[Collected data entries]
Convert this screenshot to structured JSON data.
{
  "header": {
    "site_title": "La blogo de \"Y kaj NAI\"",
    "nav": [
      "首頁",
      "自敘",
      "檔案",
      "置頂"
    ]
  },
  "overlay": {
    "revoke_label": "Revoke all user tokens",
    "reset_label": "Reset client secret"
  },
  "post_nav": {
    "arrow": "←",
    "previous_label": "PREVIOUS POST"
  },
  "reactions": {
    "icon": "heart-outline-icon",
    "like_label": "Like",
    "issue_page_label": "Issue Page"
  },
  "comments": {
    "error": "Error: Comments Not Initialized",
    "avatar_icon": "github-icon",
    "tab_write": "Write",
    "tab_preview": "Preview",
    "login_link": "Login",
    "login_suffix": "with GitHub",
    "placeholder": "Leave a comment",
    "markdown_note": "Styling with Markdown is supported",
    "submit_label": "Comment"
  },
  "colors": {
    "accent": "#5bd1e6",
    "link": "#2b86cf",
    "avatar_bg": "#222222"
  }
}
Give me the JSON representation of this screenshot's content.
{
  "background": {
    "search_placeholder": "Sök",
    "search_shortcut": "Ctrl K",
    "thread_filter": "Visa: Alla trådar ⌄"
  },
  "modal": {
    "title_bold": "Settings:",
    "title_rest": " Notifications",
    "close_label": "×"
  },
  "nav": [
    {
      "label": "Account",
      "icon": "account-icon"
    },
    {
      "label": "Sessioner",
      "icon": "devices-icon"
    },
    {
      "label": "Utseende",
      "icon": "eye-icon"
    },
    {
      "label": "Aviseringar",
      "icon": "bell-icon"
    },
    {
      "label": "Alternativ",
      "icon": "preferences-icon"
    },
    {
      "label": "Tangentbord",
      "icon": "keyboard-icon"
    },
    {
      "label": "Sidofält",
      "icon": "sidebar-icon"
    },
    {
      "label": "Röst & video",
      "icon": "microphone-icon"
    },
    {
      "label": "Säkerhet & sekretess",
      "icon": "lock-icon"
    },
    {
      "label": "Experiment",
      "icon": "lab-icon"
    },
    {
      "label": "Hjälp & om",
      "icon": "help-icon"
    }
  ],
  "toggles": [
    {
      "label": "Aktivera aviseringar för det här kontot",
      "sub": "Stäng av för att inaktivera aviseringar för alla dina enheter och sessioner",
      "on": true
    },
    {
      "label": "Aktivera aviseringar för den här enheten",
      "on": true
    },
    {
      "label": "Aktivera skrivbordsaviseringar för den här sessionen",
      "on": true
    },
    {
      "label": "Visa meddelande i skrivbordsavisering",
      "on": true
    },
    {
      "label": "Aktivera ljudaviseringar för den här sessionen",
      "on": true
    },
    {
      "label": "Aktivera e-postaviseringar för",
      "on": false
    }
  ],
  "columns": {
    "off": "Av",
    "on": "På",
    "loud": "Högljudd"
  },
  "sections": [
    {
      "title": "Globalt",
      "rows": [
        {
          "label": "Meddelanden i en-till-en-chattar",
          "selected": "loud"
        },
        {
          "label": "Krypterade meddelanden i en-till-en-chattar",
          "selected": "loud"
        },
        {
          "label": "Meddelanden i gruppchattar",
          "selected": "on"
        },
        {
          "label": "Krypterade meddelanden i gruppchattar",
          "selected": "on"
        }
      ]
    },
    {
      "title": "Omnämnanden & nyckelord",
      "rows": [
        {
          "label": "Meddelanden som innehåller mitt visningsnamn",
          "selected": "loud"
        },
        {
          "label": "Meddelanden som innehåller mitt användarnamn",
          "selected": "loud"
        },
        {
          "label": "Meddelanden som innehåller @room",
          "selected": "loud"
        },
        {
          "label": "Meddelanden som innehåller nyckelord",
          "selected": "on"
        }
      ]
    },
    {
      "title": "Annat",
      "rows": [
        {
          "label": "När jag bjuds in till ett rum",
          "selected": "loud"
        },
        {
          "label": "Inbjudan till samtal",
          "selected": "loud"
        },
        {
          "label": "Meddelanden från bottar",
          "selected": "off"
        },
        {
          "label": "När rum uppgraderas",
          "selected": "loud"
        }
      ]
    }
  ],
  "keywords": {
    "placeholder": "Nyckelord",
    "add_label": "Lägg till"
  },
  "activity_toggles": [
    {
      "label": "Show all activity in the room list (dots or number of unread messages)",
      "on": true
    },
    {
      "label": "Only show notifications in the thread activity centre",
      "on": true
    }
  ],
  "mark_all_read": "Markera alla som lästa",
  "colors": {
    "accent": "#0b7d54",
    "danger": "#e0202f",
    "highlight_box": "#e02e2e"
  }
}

> [Task goal]: Indicate how many lines of the material contain the string "gruppchattar", giving the number and nothing more.

> [Result for this task]: 2